Pull each line containing "this" out of the data and copy it.

- **LISTING**:
§ §

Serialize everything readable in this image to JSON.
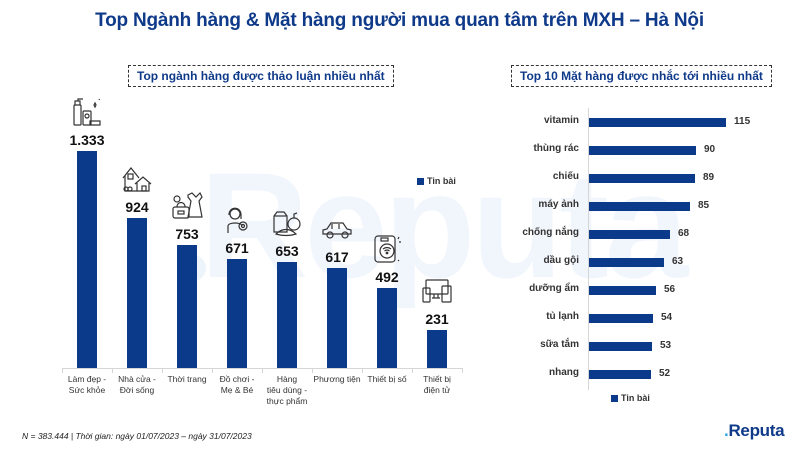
{
  "title": "Top Ngành hàng & Mặt hàng người mua quan tâm trên MXH – Hà Nội",
  "watermark": "Reputa",
  "left_panel": {
    "heading": "Top ngành hàng được thảo luận nhiều nhất",
    "legend": "Tin bài",
    "categories": [
      {
        "label_lines": [
          "Làm đẹp -",
          "Sức khỏe"
        ],
        "value_label": "1.333",
        "icon": "cosmetics-icon"
      },
      {
        "label_lines": [
          "Nhà cửa -",
          "Đời sống"
        ],
        "value_label": "924",
        "icon": "house-icon"
      },
      {
        "label_lines": [
          "Thời trang"
        ],
        "value_label": "753",
        "icon": "clothing-bag-icon"
      },
      {
        "label_lines": [
          "Đồ chơi -",
          "Mẹ & Bé"
        ],
        "value_label": "671",
        "icon": "mother-baby-icon"
      },
      {
        "label_lines": [
          "Hàng",
          "tiêu dùng -",
          "thực phẩm"
        ],
        "value_label": "653",
        "icon": "groceries-icon"
      },
      {
        "label_lines": [
          "Phương tiện"
        ],
        "value_label": "617",
        "icon": "car-icon"
      },
      {
        "label_lines": [
          "Thiết bị số"
        ],
        "value_label": "492",
        "icon": "smartphone-wifi-icon"
      },
      {
        "label_lines": [
          "Thiết bị",
          "điện tử"
        ],
        "value_label": "231",
        "icon": "electronics-devices-icon"
      }
    ]
  },
  "right_panel": {
    "heading": "Top 10 Mặt hàng được nhắc tới nhiều nhất",
    "legend": "Tin bài",
    "items": [
      {
        "label": "vitamin",
        "value": "115"
      },
      {
        "label": "thùng rác",
        "value": "90"
      },
      {
        "label": "chiếu",
        "value": "89"
      },
      {
        "label": "máy ảnh",
        "value": "85"
      },
      {
        "label": "chống nắng",
        "value": "68"
      },
      {
        "label": "dầu gội",
        "value": "63"
      },
      {
        "label": "dưỡng ẩm",
        "value": "56"
      },
      {
        "label": "tủ lạnh",
        "value": "54"
      },
      {
        "label": "sữa tắm",
        "value": "53"
      },
      {
        "label": "nhang",
        "value": "52"
      }
    ]
  },
  "footer": "N = 383.444 | Thời gian: ngày 01/07/2023 – ngày 31/07/2023",
  "logo": {
    "dot": ".",
    "text": "Reputa"
  },
  "colors": {
    "bar": "#0b3a8a",
    "title": "#0f3a8a",
    "logo_dot": "#2aa7df"
  },
  "chart_data": [
    {
      "type": "bar",
      "title": "Top ngành hàng được thảo luận nhiều nhất",
      "categories": [
        "Làm đẹp - Sức khỏe",
        "Nhà cửa - Đời sống",
        "Thời trang",
        "Đồ chơi - Mẹ & Bé",
        "Hàng tiêu dùng - thực phẩm",
        "Phương tiện",
        "Thiết bị số",
        "Thiết bị điện tử"
      ],
      "series": [
        {
          "name": "Tin bài",
          "values": [
            1333,
            924,
            753,
            671,
            653,
            617,
            492,
            231
          ]
        }
      ],
      "xlabel": "",
      "ylabel": "",
      "ylim": [
        0,
        1400
      ],
      "grid": false,
      "legend_position": "right"
    },
    {
      "type": "bar",
      "orientation": "horizontal",
      "title": "Top 10 Mặt hàng được nhắc tới nhiều nhất",
      "categories": [
        "vitamin",
        "thùng rác",
        "chiếu",
        "máy ảnh",
        "chống nắng",
        "dầu gội",
        "dưỡng ẩm",
        "tủ lạnh",
        "sữa tắm",
        "nhang"
      ],
      "series": [
        {
          "name": "Tin bài",
          "values": [
            115,
            90,
            89,
            85,
            68,
            63,
            56,
            54,
            53,
            52
          ]
        }
      ],
      "xlabel": "",
      "ylabel": "",
      "xlim": [
        0,
        120
      ],
      "grid": false,
      "legend_position": "bottom"
    }
  ]
}
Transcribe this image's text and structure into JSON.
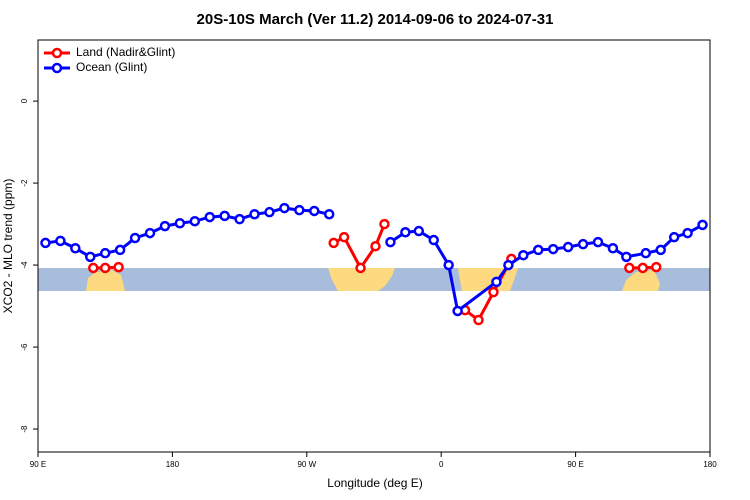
{
  "chart_data": {
    "type": "line",
    "title": "20S-10S March (Ver 11.2)   2014-09-06 to 2024-07-31",
    "x_label": "Longitude (deg E)",
    "y_label": "XCO2 - MLO trend (ppm)",
    "xlim": [
      90,
      540
    ],
    "ylim": [
      -8.56,
      1.49
    ],
    "xticks": [
      {
        "value": 90,
        "label": "90 E"
      },
      180,
      {
        "value": 270,
        "label": "90 W"
      },
      {
        "value": 360,
        "label": "0"
      },
      {
        "value": 450,
        "label": "90 E"
      },
      {
        "value": 540,
        "label": "180"
      }
    ],
    "yticks": [
      0,
      -2,
      -4,
      -6,
      -8
    ],
    "legend": "top-left",
    "series": [
      {
        "name": "Land (Nadir&Glint)",
        "color": "#ff0000",
        "x": [
          127,
          135,
          144,
          null,
          288,
          295,
          306,
          316,
          322,
          null,
          376,
          385,
          395,
          407,
          null,
          486,
          495,
          504
        ],
        "values": [
          -4.07,
          -4.07,
          -4.05,
          null,
          -3.46,
          -3.32,
          -4.07,
          -3.54,
          -3.0,
          null,
          -5.1,
          -5.34,
          -4.66,
          -3.85,
          null,
          -4.07,
          -4.07,
          -4.05
        ]
      },
      {
        "name": "Ocean (Glint)",
        "color": "#0000ff",
        "x": [
          95,
          105,
          115,
          125,
          135,
          145,
          155,
          165,
          175,
          185,
          195,
          205,
          215,
          225,
          235,
          245,
          255,
          265,
          275,
          285,
          null,
          326,
          336,
          345,
          355,
          365,
          371,
          397,
          405,
          415,
          425,
          435,
          445,
          455,
          465,
          475,
          484,
          497,
          507,
          516,
          525,
          535
        ],
        "values": [
          -3.46,
          -3.41,
          -3.59,
          -3.8,
          -3.71,
          -3.63,
          -3.34,
          -3.22,
          -3.05,
          -2.98,
          -2.93,
          -2.83,
          -2.8,
          -2.88,
          -2.76,
          -2.71,
          -2.61,
          -2.66,
          -2.68,
          -2.76,
          null,
          -3.44,
          -3.2,
          -3.17,
          -3.39,
          -4.0,
          -5.12,
          -4.41,
          -4.0,
          -3.76,
          -3.63,
          -3.61,
          -3.56,
          -3.49,
          -3.44,
          -3.59,
          -3.8,
          -3.71,
          -3.63,
          -3.32,
          -3.22,
          -3.02
        ]
      }
    ]
  }
}
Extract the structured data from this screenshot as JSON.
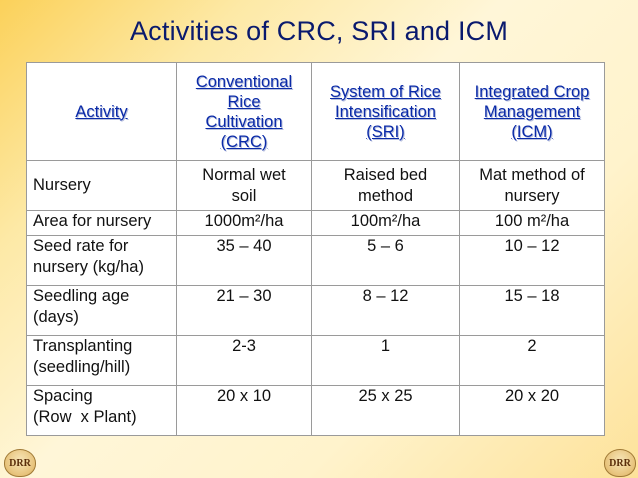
{
  "slide": {
    "title": "Activities of CRC, SRI and ICM"
  },
  "table": {
    "headers": [
      [
        "Activity"
      ],
      [
        "Conventional",
        "Rice",
        "Cultivation",
        "(CRC)"
      ],
      [
        "System of Rice",
        "Intensification",
        "(SRI)"
      ],
      [
        "Integrated Crop",
        "Management",
        "(ICM)"
      ]
    ],
    "rows": [
      {
        "label": [
          "Nursery"
        ],
        "crc": [
          "Normal wet",
          "soil"
        ],
        "sri": [
          "Raised bed",
          "method"
        ],
        "icm": [
          "Mat method of",
          "nursery"
        ]
      },
      {
        "label": [
          "Area for nursery"
        ],
        "crc": [
          "1000m²/ha"
        ],
        "sri": [
          "100m²/ha"
        ],
        "icm": [
          "100 m²/ha"
        ]
      },
      {
        "label": [
          "Seed rate for",
          "nursery (kg/ha)"
        ],
        "crc": [
          "35 – 40"
        ],
        "sri": [
          "5 – 6"
        ],
        "icm": [
          "10 – 12"
        ]
      },
      {
        "label": [
          "Seedling age",
          "(days)"
        ],
        "crc": [
          "21 – 30"
        ],
        "sri": [
          "8 – 12"
        ],
        "icm": [
          "15 – 18"
        ]
      },
      {
        "label": [
          "Transplanting",
          "(seedling/hill)"
        ],
        "crc": [
          "2-3"
        ],
        "sri": [
          "1"
        ],
        "icm": [
          "2"
        ]
      },
      {
        "label": [
          "Spacing",
          "(Row  x Plant)"
        ],
        "crc": [
          "20 x 10"
        ],
        "sri": [
          "25 x 25"
        ],
        "icm": [
          "20 x 20"
        ]
      }
    ]
  },
  "logos": {
    "left_text": "DRR",
    "right_text": "DRR"
  }
}
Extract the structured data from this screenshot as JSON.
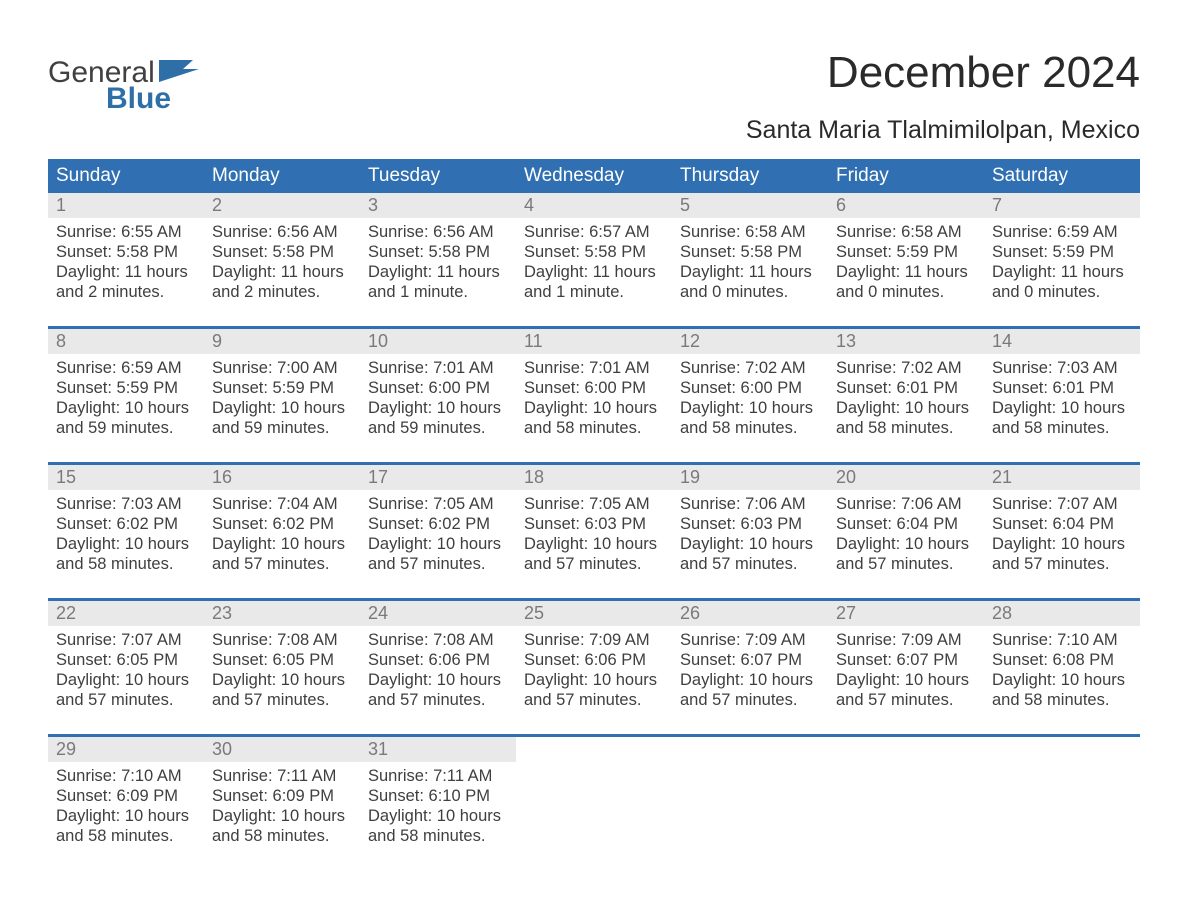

§ §

- **OUTPUT BELOW**:
Serialize everything readable in this image to JSON.
Transcribe this image's text and structure into JSON.
Extract the structured data from this screenshot as JSON.
Extract the structured data from this screenshot as JSON.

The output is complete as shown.